本文抜粋:
ガラパコラム

第1回目 初めまして、ニホントカゲ。

(2002・12・15)

皆さん初めまして。レプタイルストア ガラパゴスの店主をやっている、二木(フタキ)です。
僕は人から爬虫類の話を聞くのが大好きです。でも、そんな話をしてくれる人もそうそういないので、代わりに
僕が今まで経験してきた爬虫類にまつわる色んなエピソードを勝手に書いていきたいと思います。

「初めまして」と言って思い出したのが、僕が初めて本格的に飼育した爬虫類、ニホントカゲでした。
日本ではカナヘビとニホントカゲが一番よく見られますが、カナヘビはザラザラして乾いた感じの皮膚感なのに
対して、ニホントカゲは光沢があってツルツルの皮膚を持っています。僕はカナヘビは捕まえてもすぐに逃がして
ましたが、ニホントカゲはだいたい持ち帰って飼ってました。そう、僕の中ではニホントカゲの方が断然プレミア物
だったのです。別にニホントカゲの方が極端に数が少ないわけでもなかったのですが、プレミア物になったのに
は訳があります。大体カナヘビはコンクリートの上やしげみの草の上などで日光浴をしているので、すぐに発見
されてすぐに捕まえられるんですが、ニホントカゲは石の下とかに隠れてることが多いんです。そして、その石の
下にはトカゲ以外の生き物、アリやダンゴムシの大群をはじめ、ナメクジ、ミミズ、ヒル、ムカデなんかのいわゆる
気持ち悪い系の奴らが無数にひしめき合っています。でも素早いトカゲをゲットするためには、その中にガバっと
手を突っ込まなければならないのです。こりゃ、見事なプレミア物ですね。(情けないことに、僕はミミズ、芋虫
なんかが大の苦手なんです・・・)

ところが僕の中学校のクラスメイトに、そんな気持ち悪い系の生き物をものともしないA君なる人物が登場。

[文書構造認識データ]

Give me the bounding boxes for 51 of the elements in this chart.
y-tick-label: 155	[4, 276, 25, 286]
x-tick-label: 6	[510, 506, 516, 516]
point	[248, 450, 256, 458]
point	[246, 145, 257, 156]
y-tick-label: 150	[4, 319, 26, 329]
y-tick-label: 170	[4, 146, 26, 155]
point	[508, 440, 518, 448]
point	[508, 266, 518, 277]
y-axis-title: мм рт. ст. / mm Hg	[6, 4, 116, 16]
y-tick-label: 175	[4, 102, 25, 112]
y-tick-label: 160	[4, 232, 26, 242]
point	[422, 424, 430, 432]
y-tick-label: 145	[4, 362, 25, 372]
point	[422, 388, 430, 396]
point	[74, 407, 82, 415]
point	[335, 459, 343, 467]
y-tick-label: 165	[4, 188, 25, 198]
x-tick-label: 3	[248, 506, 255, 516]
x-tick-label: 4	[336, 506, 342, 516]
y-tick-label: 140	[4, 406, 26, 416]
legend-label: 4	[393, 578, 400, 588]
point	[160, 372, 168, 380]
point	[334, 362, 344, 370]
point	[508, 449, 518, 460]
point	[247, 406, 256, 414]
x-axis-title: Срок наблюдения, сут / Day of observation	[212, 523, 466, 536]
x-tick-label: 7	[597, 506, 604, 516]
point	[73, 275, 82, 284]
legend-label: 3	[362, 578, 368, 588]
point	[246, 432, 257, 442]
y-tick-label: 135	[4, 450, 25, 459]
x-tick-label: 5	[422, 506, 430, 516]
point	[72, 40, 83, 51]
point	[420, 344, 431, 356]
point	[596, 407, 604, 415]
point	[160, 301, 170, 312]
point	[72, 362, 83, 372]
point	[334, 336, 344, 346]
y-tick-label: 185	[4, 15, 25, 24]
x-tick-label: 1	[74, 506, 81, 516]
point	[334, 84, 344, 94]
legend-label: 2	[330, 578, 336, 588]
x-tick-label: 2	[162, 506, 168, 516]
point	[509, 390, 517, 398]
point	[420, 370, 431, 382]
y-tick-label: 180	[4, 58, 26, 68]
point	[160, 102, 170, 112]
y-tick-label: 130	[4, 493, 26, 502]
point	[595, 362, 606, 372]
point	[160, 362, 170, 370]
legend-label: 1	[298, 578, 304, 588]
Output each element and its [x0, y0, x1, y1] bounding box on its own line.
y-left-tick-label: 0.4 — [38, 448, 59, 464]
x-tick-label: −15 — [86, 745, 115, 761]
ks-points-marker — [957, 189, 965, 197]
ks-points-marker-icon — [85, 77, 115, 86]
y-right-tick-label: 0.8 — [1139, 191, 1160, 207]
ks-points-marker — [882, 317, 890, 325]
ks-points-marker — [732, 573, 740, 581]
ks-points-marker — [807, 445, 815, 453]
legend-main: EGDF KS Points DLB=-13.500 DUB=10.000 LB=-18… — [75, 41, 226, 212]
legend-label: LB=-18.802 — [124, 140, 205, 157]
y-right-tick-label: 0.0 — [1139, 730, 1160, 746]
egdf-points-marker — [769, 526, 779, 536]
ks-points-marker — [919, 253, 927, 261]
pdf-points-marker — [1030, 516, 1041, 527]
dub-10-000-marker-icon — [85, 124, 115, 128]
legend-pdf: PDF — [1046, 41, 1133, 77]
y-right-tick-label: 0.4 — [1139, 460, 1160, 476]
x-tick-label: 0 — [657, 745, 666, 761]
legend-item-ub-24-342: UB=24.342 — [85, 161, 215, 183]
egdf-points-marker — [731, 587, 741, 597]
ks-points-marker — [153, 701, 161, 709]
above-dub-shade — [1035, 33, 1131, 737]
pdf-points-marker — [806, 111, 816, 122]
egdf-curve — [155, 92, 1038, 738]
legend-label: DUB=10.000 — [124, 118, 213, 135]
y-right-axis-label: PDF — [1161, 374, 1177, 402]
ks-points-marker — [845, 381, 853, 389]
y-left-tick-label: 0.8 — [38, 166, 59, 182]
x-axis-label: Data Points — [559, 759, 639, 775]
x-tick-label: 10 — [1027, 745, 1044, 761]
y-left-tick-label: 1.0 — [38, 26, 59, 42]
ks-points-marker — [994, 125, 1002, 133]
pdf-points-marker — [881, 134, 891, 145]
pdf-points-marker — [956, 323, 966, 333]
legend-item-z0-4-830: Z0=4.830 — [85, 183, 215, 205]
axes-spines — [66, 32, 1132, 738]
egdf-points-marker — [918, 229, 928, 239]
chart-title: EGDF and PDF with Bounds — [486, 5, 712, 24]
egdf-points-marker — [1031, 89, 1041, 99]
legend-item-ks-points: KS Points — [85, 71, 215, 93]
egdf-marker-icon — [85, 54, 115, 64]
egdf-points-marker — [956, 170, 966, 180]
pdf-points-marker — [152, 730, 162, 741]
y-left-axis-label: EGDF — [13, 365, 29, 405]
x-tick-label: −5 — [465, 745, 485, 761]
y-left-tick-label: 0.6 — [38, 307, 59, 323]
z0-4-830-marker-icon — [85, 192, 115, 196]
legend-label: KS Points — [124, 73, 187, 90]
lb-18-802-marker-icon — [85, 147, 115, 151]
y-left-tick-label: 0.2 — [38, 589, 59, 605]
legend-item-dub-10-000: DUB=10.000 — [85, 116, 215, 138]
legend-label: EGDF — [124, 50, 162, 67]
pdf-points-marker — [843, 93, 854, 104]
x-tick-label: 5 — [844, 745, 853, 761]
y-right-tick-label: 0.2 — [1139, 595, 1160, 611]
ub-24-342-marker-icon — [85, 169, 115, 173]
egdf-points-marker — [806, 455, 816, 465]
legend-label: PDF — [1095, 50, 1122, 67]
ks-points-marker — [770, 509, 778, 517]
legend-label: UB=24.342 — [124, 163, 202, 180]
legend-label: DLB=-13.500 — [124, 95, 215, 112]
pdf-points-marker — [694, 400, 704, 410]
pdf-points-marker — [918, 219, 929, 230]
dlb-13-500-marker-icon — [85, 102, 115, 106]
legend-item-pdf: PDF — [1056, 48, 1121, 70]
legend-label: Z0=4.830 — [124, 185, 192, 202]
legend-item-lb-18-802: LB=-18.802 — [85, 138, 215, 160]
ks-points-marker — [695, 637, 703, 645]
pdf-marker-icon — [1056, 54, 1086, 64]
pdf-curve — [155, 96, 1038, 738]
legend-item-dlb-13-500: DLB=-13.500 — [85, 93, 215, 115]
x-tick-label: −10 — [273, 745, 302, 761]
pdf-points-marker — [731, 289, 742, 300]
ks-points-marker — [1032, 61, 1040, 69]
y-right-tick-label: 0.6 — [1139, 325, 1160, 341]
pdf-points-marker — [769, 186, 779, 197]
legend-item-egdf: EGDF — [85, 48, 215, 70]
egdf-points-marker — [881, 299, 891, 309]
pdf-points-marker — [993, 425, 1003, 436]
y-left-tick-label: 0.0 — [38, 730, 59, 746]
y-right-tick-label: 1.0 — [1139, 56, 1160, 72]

次の課題:
**a)** ニホントカゲについてのコラムにある「僕は人から爬虫類の話を聞くのが大好きです。」という一文を英語に訳すとどうなりますか？
**b)** ニホントカゲについてのコラムを、最後の文のあとから書き進めてもらえますか？
この資料は本文とは別の出典から取られたものです。

解答例:
**a)** I love hearing people talk about reptiles.

**b)**
とらえどころのない変人だったのですが僕はそんな彼とタッグを組み、下校途中にニホントカゲを毎日毎日捕まえ
ほくそ笑んでいました。学ランを着た中学生が、近所の公園の石をめくりまくって集めたトカゲの数はざっと40匹
を超え、そのうちの20匹くらいを僕が家に持ち帰って飼育しました。土を入れた大きめの水槽で飼っていたので
トカゲ達はほとんど一日中もぐったままでした。ほとんど土を飼育しているような感覚でしたが、エサのコオロギを
入れると、土の中からトカゲ達がわらわらと現れて大暴れするのは見ていて圧巻です。

そんなある日、コオロギの生き残りが何やら白いゴムのようなものをかじっているので取り出してみると、なんと
それはニホントカゲの卵でした。慌てて土をほじくりかえすと、大切そうに卵を抱いているメス親を発見。すぐに卵
を取り出して別の容器に移してから約1ヶ月とちょっとすると、見事な青い尻尾の仔トカゲ達が次々と孵化したの
です。それはそれは感動的でしたよ。「あ〜、やっぱり爬虫類って面白いな!」って再確認しました。

その仔トカゲ達は孵化後まもなく、親トカゲ達と一緒に捕まえた場所に逃がしにいきましたが、きっと今頃は彼等
の孫トカゲ、曾孫トカゲの世代も産まれていることでしょう。